--- start of MATERIALS PROVIDED ---

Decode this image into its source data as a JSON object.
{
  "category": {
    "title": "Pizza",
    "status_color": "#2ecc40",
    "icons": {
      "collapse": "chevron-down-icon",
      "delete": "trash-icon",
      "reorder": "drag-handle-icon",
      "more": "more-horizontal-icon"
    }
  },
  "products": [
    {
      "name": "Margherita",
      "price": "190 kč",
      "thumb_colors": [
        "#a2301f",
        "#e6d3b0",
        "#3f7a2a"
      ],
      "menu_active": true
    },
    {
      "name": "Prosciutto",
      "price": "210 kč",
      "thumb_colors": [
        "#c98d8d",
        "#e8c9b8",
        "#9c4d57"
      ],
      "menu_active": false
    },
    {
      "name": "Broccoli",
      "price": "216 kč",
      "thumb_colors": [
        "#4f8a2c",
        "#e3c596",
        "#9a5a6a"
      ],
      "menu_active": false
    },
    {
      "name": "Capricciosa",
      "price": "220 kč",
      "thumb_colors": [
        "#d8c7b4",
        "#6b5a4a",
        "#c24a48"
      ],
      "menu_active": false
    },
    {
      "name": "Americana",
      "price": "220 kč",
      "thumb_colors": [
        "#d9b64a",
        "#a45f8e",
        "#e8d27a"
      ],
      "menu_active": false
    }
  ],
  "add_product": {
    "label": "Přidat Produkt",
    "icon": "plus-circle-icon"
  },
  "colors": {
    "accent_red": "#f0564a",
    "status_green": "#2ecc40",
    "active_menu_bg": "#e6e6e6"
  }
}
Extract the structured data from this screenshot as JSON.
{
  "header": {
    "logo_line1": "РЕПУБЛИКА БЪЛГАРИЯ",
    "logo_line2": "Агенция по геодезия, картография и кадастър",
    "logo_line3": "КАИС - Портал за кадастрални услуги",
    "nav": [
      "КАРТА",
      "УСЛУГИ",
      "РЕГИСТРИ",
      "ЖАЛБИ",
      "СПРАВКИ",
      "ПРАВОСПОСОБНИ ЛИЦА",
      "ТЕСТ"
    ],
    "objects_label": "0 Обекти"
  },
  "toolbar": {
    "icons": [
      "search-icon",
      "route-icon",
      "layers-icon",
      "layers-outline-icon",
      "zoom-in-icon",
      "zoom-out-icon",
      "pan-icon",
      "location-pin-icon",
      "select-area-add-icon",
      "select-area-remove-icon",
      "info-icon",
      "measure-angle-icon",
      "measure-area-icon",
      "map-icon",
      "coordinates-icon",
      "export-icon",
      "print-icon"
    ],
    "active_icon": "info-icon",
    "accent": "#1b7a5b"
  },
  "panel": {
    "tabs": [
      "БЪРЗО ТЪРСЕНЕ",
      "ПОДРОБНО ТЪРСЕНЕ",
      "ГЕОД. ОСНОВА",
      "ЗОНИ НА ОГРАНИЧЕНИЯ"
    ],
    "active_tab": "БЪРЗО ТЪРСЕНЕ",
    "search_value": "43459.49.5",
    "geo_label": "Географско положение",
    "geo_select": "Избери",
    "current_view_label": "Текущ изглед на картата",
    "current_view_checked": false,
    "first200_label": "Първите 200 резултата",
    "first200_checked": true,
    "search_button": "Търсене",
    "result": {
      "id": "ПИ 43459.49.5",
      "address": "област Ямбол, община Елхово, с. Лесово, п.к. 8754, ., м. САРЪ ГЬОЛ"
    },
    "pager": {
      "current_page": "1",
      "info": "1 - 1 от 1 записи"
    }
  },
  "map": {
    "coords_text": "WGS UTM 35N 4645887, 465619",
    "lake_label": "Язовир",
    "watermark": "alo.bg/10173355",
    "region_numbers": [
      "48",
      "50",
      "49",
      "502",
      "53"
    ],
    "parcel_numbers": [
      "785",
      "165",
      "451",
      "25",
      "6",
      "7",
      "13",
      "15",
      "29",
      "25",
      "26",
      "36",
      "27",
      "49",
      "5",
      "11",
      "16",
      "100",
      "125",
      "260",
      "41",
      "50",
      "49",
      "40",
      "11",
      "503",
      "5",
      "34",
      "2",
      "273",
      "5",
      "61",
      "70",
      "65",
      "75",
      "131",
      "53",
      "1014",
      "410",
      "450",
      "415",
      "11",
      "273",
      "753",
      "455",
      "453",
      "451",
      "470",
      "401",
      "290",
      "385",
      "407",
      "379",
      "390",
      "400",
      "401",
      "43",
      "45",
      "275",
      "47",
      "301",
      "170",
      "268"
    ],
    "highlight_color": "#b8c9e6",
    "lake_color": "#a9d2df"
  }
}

--- end of MATERIALS PROVIDED ---

_DIRECTIONS:_ Quote the whole listing above, leaving nothing out.

_RESPONSE FOR THIS EXERCISE:_
Decode this image into its source data as a JSON object.
{
  "category": {
    "title": "Pizza",
    "status_color": "#2ecc40",
    "icons": {
      "collapse": "chevron-down-icon",
      "delete": "trash-icon",
      "reorder": "drag-handle-icon",
      "more": "more-horizontal-icon"
    }
  },
  "products": [
    {
      "name": "Margherita",
      "price": "190 kč",
      "thumb_colors": [
        "#a2301f",
        "#e6d3b0",
        "#3f7a2a"
      ],
      "menu_active": true
    },
    {
      "name": "Prosciutto",
      "price": "210 kč",
      "thumb_colors": [
        "#c98d8d",
        "#e8c9b8",
        "#9c4d57"
      ],
      "menu_active": false
    },
    {
      "name": "Broccoli",
      "price": "216 kč",
      "thumb_colors": [
        "#4f8a2c",
        "#e3c596",
        "#9a5a6a"
      ],
      "menu_active": false
    },
    {
      "name": "Capricciosa",
      "price": "220 kč",
      "thumb_colors": [
        "#d8c7b4",
        "#6b5a4a",
        "#c24a48"
      ],
      "menu_active": false
    },
    {
      "name": "Americana",
      "price": "220 kč",
      "thumb_colors": [
        "#d9b64a",
        "#a45f8e",
        "#e8d27a"
      ],
      "menu_active": false
    }
  ],
  "add_product": {
    "label": "Přidat Produkt",
    "icon": "plus-circle-icon"
  },
  "colors": {
    "accent_red": "#f0564a",
    "status_green": "#2ecc40",
    "active_menu_bg": "#e6e6e6"
  }
}
Extract the structured data from this screenshot as JSON.
{
  "header": {
    "logo_line1": "РЕПУБЛИКА БЪЛГАРИЯ",
    "logo_line2": "Агенция по геодезия, картография и кадастър",
    "logo_line3": "КАИС - Портал за кадастрални услуги",
    "nav": [
      "КАРТА",
      "УСЛУГИ",
      "РЕГИСТРИ",
      "ЖАЛБИ",
      "СПРАВКИ",
      "ПРАВОСПОСОБНИ ЛИЦА",
      "ТЕСТ"
    ],
    "objects_label": "0 Обекти"
  },
  "toolbar": {
    "icons": [
      "search-icon",
      "route-icon",
      "layers-icon",
      "layers-outline-icon",
      "zoom-in-icon",
      "zoom-out-icon",
      "pan-icon",
      "location-pin-icon",
      "select-area-add-icon",
      "select-area-remove-icon",
      "info-icon",
      "measure-angle-icon",
      "measure-area-icon",
      "map-icon",
      "coordinates-icon",
      "export-icon",
      "print-icon"
    ],
    "active_icon": "info-icon",
    "accent": "#1b7a5b"
  },
  "panel": {
    "tabs": [
      "БЪРЗО ТЪРСЕНЕ",
      "ПОДРОБНО ТЪРСЕНЕ",
      "ГЕОД. ОСНОВА",
      "ЗОНИ НА ОГРАНИЧЕНИЯ"
    ],
    "active_tab": "БЪРЗО ТЪРСЕНЕ",
    "search_value": "43459.49.5",
    "geo_label": "Географско положение",
    "geo_select": "Избери",
    "current_view_label": "Текущ изглед на картата",
    "current_view_checked": false,
    "first200_label": "Първите 200 резултата",
    "first200_checked": true,
    "search_button": "Търсене",
    "result": {
      "id": "ПИ 43459.49.5",
      "address": "област Ямбол, община Елхово, с. Лесово, п.к. 8754, ., м. САРЪ ГЬОЛ"
    },
    "pager": {
      "current_page": "1",
      "info": "1 - 1 от 1 записи"
    }
  },
  "map": {
    "coords_text": "WGS UTM 35N 4645887, 465619",
    "lake_label": "Язовир",
    "watermark": "alo.bg/10173355",
    "region_numbers": [
      "48",
      "50",
      "49",
      "502",
      "53"
    ],
    "parcel_numbers": [
      "785",
      "165",
      "451",
      "25",
      "6",
      "7",
      "13",
      "15",
      "29",
      "25",
      "26",
      "36",
      "27",
      "49",
      "5",
      "11",
      "16",
      "100",
      "125",
      "260",
      "41",
      "50",
      "49",
      "40",
      "11",
      "503",
      "5",
      "34",
      "2",
      "273",
      "5",
      "61",
      "70",
      "65",
      "75",
      "131",
      "53",
      "1014",
      "410",
      "450",
      "415",
      "11",
      "273",
      "753",
      "455",
      "453",
      "451",
      "470",
      "401",
      "290",
      "385",
      "407",
      "379",
      "390",
      "400",
      "401",
      "43",
      "45",
      "275",
      "47",
      "301",
      "170",
      "268"
    ],
    "highlight_color": "#b8c9e6",
    "lake_color": "#a9d2df"
  }
}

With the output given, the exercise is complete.